Exercise description -
Every record must be reproduced exactly. Leave none out.

■ ■ ■ ■ ■

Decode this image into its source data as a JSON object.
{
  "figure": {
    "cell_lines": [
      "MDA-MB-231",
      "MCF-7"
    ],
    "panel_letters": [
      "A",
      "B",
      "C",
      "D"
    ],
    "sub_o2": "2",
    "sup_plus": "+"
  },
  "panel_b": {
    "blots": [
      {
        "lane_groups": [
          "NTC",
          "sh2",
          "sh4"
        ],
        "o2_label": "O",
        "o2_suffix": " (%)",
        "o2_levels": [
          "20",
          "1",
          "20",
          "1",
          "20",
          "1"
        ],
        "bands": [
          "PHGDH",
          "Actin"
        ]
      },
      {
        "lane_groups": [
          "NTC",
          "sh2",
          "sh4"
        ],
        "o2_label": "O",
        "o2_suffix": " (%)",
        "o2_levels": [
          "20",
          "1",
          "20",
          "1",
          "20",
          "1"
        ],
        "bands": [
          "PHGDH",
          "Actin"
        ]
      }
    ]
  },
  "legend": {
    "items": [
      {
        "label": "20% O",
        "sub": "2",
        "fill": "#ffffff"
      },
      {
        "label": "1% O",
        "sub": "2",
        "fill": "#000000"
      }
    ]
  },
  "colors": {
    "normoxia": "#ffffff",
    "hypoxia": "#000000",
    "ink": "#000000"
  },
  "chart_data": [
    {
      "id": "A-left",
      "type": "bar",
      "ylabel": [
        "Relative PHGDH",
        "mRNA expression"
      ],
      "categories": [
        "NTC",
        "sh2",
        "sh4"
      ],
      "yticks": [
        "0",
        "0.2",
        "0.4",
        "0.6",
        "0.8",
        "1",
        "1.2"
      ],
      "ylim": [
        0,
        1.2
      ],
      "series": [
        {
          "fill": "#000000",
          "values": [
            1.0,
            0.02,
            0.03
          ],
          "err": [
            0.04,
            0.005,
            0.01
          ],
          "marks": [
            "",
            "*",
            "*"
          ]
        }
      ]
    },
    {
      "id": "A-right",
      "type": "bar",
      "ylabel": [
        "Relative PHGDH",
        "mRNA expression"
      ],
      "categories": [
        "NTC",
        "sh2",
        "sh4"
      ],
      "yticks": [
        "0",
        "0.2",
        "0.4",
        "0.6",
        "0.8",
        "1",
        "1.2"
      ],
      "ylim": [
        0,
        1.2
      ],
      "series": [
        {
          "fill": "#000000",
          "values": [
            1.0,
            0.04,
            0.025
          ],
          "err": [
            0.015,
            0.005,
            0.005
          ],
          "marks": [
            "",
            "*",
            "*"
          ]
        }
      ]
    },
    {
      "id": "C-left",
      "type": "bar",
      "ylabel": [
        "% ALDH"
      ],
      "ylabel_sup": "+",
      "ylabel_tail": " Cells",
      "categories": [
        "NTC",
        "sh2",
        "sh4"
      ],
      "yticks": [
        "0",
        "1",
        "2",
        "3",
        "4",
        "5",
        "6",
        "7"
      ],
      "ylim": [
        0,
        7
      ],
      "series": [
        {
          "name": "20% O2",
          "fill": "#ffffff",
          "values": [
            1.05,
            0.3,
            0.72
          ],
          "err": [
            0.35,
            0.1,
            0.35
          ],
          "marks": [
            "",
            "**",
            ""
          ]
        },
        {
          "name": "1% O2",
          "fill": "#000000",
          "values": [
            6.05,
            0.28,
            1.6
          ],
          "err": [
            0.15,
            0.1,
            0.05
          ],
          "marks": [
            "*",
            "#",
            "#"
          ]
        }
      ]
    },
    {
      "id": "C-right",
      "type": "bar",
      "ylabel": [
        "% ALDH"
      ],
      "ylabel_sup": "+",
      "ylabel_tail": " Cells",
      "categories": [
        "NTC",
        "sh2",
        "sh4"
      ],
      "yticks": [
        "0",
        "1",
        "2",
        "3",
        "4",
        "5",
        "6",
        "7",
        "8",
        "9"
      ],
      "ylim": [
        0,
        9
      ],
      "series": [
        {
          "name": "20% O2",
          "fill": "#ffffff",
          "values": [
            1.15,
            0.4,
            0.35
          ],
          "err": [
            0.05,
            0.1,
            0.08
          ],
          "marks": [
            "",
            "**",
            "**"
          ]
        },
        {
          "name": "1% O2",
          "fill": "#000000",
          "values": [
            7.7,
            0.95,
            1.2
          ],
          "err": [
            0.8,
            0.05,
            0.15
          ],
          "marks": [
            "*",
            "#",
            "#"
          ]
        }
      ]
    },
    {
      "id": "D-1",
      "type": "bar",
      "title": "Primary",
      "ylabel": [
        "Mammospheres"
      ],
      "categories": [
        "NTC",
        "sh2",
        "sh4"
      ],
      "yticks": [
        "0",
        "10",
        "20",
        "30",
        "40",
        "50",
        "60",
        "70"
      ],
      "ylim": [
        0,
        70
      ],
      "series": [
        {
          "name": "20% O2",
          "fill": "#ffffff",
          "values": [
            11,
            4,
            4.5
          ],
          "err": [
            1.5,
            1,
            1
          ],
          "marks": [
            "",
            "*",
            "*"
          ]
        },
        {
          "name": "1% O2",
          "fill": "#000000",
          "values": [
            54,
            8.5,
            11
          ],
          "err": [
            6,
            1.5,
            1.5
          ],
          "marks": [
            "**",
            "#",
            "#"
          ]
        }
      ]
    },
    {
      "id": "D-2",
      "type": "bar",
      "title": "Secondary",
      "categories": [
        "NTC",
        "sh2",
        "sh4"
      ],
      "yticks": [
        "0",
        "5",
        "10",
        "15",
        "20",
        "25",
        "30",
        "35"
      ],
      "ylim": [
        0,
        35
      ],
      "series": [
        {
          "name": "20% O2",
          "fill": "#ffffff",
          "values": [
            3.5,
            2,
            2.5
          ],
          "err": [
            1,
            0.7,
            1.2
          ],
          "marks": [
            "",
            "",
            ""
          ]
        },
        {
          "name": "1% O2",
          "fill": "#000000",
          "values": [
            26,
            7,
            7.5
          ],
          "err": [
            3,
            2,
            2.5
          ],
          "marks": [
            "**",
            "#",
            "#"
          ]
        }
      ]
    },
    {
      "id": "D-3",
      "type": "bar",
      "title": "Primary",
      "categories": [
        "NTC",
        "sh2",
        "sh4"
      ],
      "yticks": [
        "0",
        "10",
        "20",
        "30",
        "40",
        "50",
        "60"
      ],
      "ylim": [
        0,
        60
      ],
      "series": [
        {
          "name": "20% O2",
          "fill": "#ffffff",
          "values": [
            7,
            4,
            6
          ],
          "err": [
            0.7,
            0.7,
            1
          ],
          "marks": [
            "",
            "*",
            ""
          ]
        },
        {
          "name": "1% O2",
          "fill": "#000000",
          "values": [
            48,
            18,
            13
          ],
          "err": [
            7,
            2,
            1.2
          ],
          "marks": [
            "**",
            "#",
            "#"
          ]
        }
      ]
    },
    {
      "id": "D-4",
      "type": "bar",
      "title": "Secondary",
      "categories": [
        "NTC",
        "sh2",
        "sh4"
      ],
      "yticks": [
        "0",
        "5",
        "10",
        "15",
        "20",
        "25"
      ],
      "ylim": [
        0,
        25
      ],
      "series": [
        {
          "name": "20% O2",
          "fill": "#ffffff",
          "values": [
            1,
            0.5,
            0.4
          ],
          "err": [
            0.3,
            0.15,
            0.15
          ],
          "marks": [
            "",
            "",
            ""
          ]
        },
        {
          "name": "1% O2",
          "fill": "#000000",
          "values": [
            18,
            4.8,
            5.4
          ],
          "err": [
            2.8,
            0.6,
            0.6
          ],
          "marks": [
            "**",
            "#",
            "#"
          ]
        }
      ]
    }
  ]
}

■ ■ ■ ■ ■

Written answer -
Decode this image into its source data as a JSON object.
{
  "figure": {
    "cell_lines": [
      "MDA-MB-231",
      "MCF-7"
    ],
    "panel_letters": [
      "A",
      "B",
      "C",
      "D"
    ],
    "sub_o2": "2",
    "sup_plus": "+"
  },
  "panel_b": {
    "blots": [
      {
        "lane_groups": [
          "NTC",
          "sh2",
          "sh4"
        ],
        "o2_label": "O",
        "o2_suffix": " (%)",
        "o2_levels": [
          "20",
          "1",
          "20",
          "1",
          "20",
          "1"
        ],
        "bands": [
          "PHGDH",
          "Actin"
        ]
      },
      {
        "lane_groups": [
          "NTC",
          "sh2",
          "sh4"
        ],
        "o2_label": "O",
        "o2_suffix": " (%)",
        "o2_levels": [
          "20",
          "1",
          "20",
          "1",
          "20",
          "1"
        ],
        "bands": [
          "PHGDH",
          "Actin"
        ]
      }
    ]
  },
  "legend": {
    "items": [
      {
        "label": "20% O",
        "sub": "2",
        "fill": "#ffffff"
      },
      {
        "label": "1% O",
        "sub": "2",
        "fill": "#000000"
      }
    ]
  },
  "colors": {
    "normoxia": "#ffffff",
    "hypoxia": "#000000",
    "ink": "#000000"
  },
  "chart_data": [
    {
      "id": "A-left",
      "type": "bar",
      "ylabel": [
        "Relative PHGDH",
        "mRNA expression"
      ],
      "categories": [
        "NTC",
        "sh2",
        "sh4"
      ],
      "yticks": [
        "0",
        "0.2",
        "0.4",
        "0.6",
        "0.8",
        "1",
        "1.2"
      ],
      "ylim": [
        0,
        1.2
      ],
      "series": [
        {
          "fill": "#000000",
          "values": [
            1.0,
            0.02,
            0.03
          ],
          "err": [
            0.04,
            0.005,
            0.01
          ],
          "marks": [
            "",
            "*",
            "*"
          ]
        }
      ]
    },
    {
      "id": "A-right",
      "type": "bar",
      "ylabel": [
        "Relative PHGDH",
        "mRNA expression"
      ],
      "categories": [
        "NTC",
        "sh2",
        "sh4"
      ],
      "yticks": [
        "0",
        "0.2",
        "0.4",
        "0.6",
        "0.8",
        "1",
        "1.2"
      ],
      "ylim": [
        0,
        1.2
      ],
      "series": [
        {
          "fill": "#000000",
          "values": [
            1.0,
            0.04,
            0.025
          ],
          "err": [
            0.015,
            0.005,
            0.005
          ],
          "marks": [
            "",
            "*",
            "*"
          ]
        }
      ]
    },
    {
      "id": "C-left",
      "type": "bar",
      "ylabel": [
        "% ALDH"
      ],
      "ylabel_sup": "+",
      "ylabel_tail": " Cells",
      "categories": [
        "NTC",
        "sh2",
        "sh4"
      ],
      "yticks": [
        "0",
        "1",
        "2",
        "3",
        "4",
        "5",
        "6",
        "7"
      ],
      "ylim": [
        0,
        7
      ],
      "series": [
        {
          "name": "20% O2",
          "fill": "#ffffff",
          "values": [
            1.05,
            0.3,
            0.72
          ],
          "err": [
            0.35,
            0.1,
            0.35
          ],
          "marks": [
            "",
            "**",
            ""
          ]
        },
        {
          "name": "1% O2",
          "fill": "#000000",
          "values": [
            6.05,
            0.28,
            1.6
          ],
          "err": [
            0.15,
            0.1,
            0.05
          ],
          "marks": [
            "*",
            "#",
            "#"
          ]
        }
      ]
    },
    {
      "id": "C-right",
      "type": "bar",
      "ylabel": [
        "% ALDH"
      ],
      "ylabel_sup": "+",
      "ylabel_tail": " Cells",
      "categories": [
        "NTC",
        "sh2",
        "sh4"
      ],
      "yticks": [
        "0",
        "1",
        "2",
        "3",
        "4",
        "5",
        "6",
        "7",
        "8",
        "9"
      ],
      "ylim": [
        0,
        9
      ],
      "series": [
        {
          "name": "20% O2",
          "fill": "#ffffff",
          "values": [
            1.15,
            0.4,
            0.35
          ],
          "err": [
            0.05,
            0.1,
            0.08
          ],
          "marks": [
            "",
            "**",
            "**"
          ]
        },
        {
          "name": "1% O2",
          "fill": "#000000",
          "values": [
            7.7,
            0.95,
            1.2
          ],
          "err": [
            0.8,
            0.05,
            0.15
          ],
          "marks": [
            "*",
            "#",
            "#"
          ]
        }
      ]
    },
    {
      "id": "D-1",
      "type": "bar",
      "title": "Primary",
      "ylabel": [
        "Mammospheres"
      ],
      "categories": [
        "NTC",
        "sh2",
        "sh4"
      ],
      "yticks": [
        "0",
        "10",
        "20",
        "30",
        "40",
        "50",
        "60",
        "70"
      ],
      "ylim": [
        0,
        70
      ],
      "series": [
        {
          "name": "20% O2",
          "fill": "#ffffff",
          "values": [
            11,
            4,
            4.5
          ],
          "err": [
            1.5,
            1,
            1
          ],
          "marks": [
            "",
            "*",
            "*"
          ]
        },
        {
          "name": "1% O2",
          "fill": "#000000",
          "values": [
            54,
            8.5,
            11
          ],
          "err": [
            6,
            1.5,
            1.5
          ],
          "marks": [
            "**",
            "#",
            "#"
          ]
        }
      ]
    },
    {
      "id": "D-2",
      "type": "bar",
      "title": "Secondary",
      "categories": [
        "NTC",
        "sh2",
        "sh4"
      ],
      "yticks": [
        "0",
        "5",
        "10",
        "15",
        "20",
        "25",
        "30",
        "35"
      ],
      "ylim": [
        0,
        35
      ],
      "series": [
        {
          "name": "20% O2",
          "fill": "#ffffff",
          "values": [
            3.5,
            2,
            2.5
          ],
          "err": [
            1,
            0.7,
            1.2
          ],
          "marks": [
            "",
            "",
            ""
          ]
        },
        {
          "name": "1% O2",
          "fill": "#000000",
          "values": [
            26,
            7,
            7.5
          ],
          "err": [
            3,
            2,
            2.5
          ],
          "marks": [
            "**",
            "#",
            "#"
          ]
        }
      ]
    },
    {
      "id": "D-3",
      "type": "bar",
      "title": "Primary",
      "categories": [
        "NTC",
        "sh2",
        "sh4"
      ],
      "yticks": [
        "0",
        "10",
        "20",
        "30",
        "40",
        "50",
        "60"
      ],
      "ylim": [
        0,
        60
      ],
      "series": [
        {
          "name": "20% O2",
          "fill": "#ffffff",
          "values": [
            7,
            4,
            6
          ],
          "err": [
            0.7,
            0.7,
            1
          ],
          "marks": [
            "",
            "*",
            ""
          ]
        },
        {
          "name": "1% O2",
          "fill": "#000000",
          "values": [
            48,
            18,
            13
          ],
          "err": [
            7,
            2,
            1.2
          ],
          "marks": [
            "**",
            "#",
            "#"
          ]
        }
      ]
    },
    {
      "id": "D-4",
      "type": "bar",
      "title": "Secondary",
      "categories": [
        "NTC",
        "sh2",
        "sh4"
      ],
      "yticks": [
        "0",
        "5",
        "10",
        "15",
        "20",
        "25"
      ],
      "ylim": [
        0,
        25
      ],
      "series": [
        {
          "name": "20% O2",
          "fill": "#ffffff",
          "values": [
            1,
            0.5,
            0.4
          ],
          "err": [
            0.3,
            0.15,
            0.15
          ],
          "marks": [
            "",
            "",
            ""
          ]
        },
        {
          "name": "1% O2",
          "fill": "#000000",
          "values": [
            18,
            4.8,
            5.4
          ],
          "err": [
            2.8,
            0.6,
            0.6
          ],
          "marks": [
            "**",
            "#",
            "#"
          ]
        }
      ]
    }
  ]
}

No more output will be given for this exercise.